▶ **Texte fourni**:
Nous avons démontré à travers l'exemple précédent comment un mot aussi anodin que Afrique, employé dans un contexte qui n'est pas le sienpeut être révélateur d'une certaine méconnaissance de l'histoire. Mais nous n'avons presque rien dit sur l'étendue réelle de cette méconnaissance. Si le nom de Carthage pouvait éclipser encore, au 11e siècle, celui de Tunis, au 19e comme au 11e, à notre sens, on devrait se souvenir également de quelques Carthaginois dont les noms, à ce jour, ne se prêtent pas facilement à l’oubli.






Pages   1 2 3 4




Ahmed Amri
20 mars 2016 


==== Notes =====

23- Ce génie a fait la prospérité de Carthage mais aussi son malheur. L'argument de la figue sur quoi se serait appuyé Caton pour décider le sénat romain à soutenir son Delenda Est Carthago (il faut détruire Carthage) n'a rien de caricatural ou de bizarre comme le pensent certains historiens dont Pline. Lisons ce que Diodore de Sicile raconte, rapporté par Stéphane Gsell: "A la fin du IVe siècle, quand les soldats d'Agathocle, ayant débarqué à l'extrémité du Cap-Bon, se dirigeant vers Carthage, un spectacle digne d'admiration se déroula sous leurs yeux: belles demeures appartenant à la noblesse punique, vignobles, olivettes, vergers, prairies pleines de moutons, de bœufs, de chevaux..." .(Stéphane Gsell, Afrique du Nord, Vol. 4 (Paris, 1913-1929), p.5) Carthage détruite, l'Afrique est devenue grenier de Rome. Et ce grenier, comme la verdure qui , plus tard depuis la conquête musulmane, a valu à la Tunisie le surnom de Khadra (Verte), sont d'abord le produit d'une mise en valeur carthaginoise de l'Ifriqia.

Extraits d'un jeu d'annotations de mise en page:
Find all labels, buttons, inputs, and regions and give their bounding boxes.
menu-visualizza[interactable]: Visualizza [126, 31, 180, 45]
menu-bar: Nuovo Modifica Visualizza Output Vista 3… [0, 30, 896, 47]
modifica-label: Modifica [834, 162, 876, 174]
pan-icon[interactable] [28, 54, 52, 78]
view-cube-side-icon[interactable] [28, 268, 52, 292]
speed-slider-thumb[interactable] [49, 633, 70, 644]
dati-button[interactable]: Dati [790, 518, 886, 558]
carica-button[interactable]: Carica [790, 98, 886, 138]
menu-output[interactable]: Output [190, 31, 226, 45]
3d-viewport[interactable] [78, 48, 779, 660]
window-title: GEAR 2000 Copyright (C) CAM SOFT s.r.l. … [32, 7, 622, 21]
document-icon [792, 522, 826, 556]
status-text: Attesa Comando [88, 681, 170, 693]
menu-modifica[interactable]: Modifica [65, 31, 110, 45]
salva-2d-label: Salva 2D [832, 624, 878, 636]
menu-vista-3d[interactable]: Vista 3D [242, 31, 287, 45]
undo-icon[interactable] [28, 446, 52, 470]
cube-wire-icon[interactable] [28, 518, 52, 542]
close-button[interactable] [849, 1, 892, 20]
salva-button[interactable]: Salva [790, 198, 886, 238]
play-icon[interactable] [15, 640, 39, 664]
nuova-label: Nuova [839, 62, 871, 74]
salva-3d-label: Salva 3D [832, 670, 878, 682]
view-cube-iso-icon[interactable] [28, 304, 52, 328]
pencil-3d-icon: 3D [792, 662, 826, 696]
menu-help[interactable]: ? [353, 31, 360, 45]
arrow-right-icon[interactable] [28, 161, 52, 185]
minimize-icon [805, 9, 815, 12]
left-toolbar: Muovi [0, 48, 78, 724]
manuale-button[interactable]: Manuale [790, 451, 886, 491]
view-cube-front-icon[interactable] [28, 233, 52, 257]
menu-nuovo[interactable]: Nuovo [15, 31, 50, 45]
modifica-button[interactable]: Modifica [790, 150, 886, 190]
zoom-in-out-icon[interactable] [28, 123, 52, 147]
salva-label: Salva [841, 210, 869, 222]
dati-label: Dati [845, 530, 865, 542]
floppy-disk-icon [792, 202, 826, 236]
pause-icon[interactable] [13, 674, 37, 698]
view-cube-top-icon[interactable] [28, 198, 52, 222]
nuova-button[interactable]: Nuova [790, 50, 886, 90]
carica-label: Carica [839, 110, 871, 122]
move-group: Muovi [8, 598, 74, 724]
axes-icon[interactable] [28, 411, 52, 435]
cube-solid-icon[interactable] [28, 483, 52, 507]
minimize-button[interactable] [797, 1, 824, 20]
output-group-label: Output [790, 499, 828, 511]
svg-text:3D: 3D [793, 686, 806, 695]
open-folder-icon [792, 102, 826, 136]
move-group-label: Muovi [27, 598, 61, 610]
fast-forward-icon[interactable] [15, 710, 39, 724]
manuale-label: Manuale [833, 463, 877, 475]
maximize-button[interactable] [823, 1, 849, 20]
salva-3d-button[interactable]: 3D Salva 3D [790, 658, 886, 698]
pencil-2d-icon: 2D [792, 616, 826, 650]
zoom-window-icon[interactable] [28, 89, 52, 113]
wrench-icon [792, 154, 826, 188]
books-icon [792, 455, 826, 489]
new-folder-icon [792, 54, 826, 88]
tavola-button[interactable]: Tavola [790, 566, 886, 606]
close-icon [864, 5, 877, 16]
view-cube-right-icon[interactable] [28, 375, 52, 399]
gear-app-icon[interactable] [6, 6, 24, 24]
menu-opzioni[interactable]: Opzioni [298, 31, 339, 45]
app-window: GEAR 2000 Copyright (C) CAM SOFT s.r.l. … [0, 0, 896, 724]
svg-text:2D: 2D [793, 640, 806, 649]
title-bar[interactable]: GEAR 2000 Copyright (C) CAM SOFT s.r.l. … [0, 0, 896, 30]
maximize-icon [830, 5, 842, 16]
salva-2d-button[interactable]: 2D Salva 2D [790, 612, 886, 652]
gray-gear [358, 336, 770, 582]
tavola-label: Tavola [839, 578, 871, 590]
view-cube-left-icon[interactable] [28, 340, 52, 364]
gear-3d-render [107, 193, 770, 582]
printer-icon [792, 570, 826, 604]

▶ **Exercices**:
(A) D'après la citation de Diodore de Sicile dans le texte sur Carthage, qu'ont vu les soldats d'Agathocle en marchant vers Carthage ? Donnez la liste complète.
(B) Reprenez le texte sur Carthage à la suite de sa dernière phrase.

▶ **Corrigés**:
(A)
- de belles demeures appartenant à la noblesse punique
- des vignobles
- des olivettes
- des vergers
- des prairies pleines de moutons, de bœufs et de chevaux

(B)
24- Œuvres complètes de Victor Hugo, Vol.I, Paris, 1845; p.642

25-  La citation est reconstituée d'après ce qui est rapporté par plusieurs auteurs dont Michel Angelo Lanci (Dissertazione su i versi di Nembrotte e di Pluto nella Divina commedia di Dante, Rome, 1819; p.21) et Joseph-Alphonse Esménard, La Navigation, Paris, 1805; p.52.

26- Anatole France, La Vie en fleur, 1922; p. 230

27- Africa, en punique aussi bien qu'en arabe, dérive de la même racine trilitère frk (séparer). Par conséquent lorsque les Arabes s'attribuent l'étymologie, ils n'ont pas tort. Lorsque les philologues occidentaux attribuent l'origine du mot aux Phéniciens, ils n'ont pas tort non plus. Une colonie de Tyr séparée, le sens du mot s'y prête de par la racine sémitique évoquée. Mais là où la philologie ne voit que du grec ou du latin, elle se goure forcément, ou elle tente de gourer.


28- Longtemps, très longtemps, l'Afrique a été à la fois polyonyme et de géométrie variable. Elle s'est appelée Eskhatie, Koryphe, Hespérie, Orllygie, Ammonide, Ethiopie, Cyrène, Ophiuse, Libye, Kephénie, Aérie. Nous devons cette longue liste à Etienne de Byzance, qui la doit à son tour à Alexandre Polyhistor (D'Avezac, Esquisse générale de l'Afrique et Afrique ancienne, Paris, 1844). Le dernier nom que dut porter le continent avant d'être désigné par Afrique fut Cafrerie. Ce dernier, d'abord employé par les Arabes pour désigner les contrées des Cafres (kouffars كفار), c'est-à-dire infidèles, qu'on distinguait de l'Ifriqia déjà musulmane, a été repris plus tard par les Européens pour désigner les contrées noires. Du portugais, le terme est passé au français, puis aux autres langues romanes.  De la première attestation du mot Afrique sous la plume du poète romain Ennius (2 siècles avant notre ère) à l'encyclopédie grecque Souda qui date de la fin du IXe, la seule Afrique reconnue sous ce nom est Carthage, ou ce que les Arabes appelaient depuis la conquête de la Berbérie Ifriqia.
Ce n'est que depuis la Cosmographia de Affrica, publiée à Venise sous le titre Description de l'Afrique, de Léon l'Africain, que le sens du mot Afrique commence à s'élargir pour désigner d'abord l'Afrique du Nord, et ensuite cette partie plus l'Afrique subsaharienne.  

29- A titre indicatif, quelques exemples: Julius Africanus, Paetius Africanus, Sextus Africanus, Victor Africanus, Léon Africanus...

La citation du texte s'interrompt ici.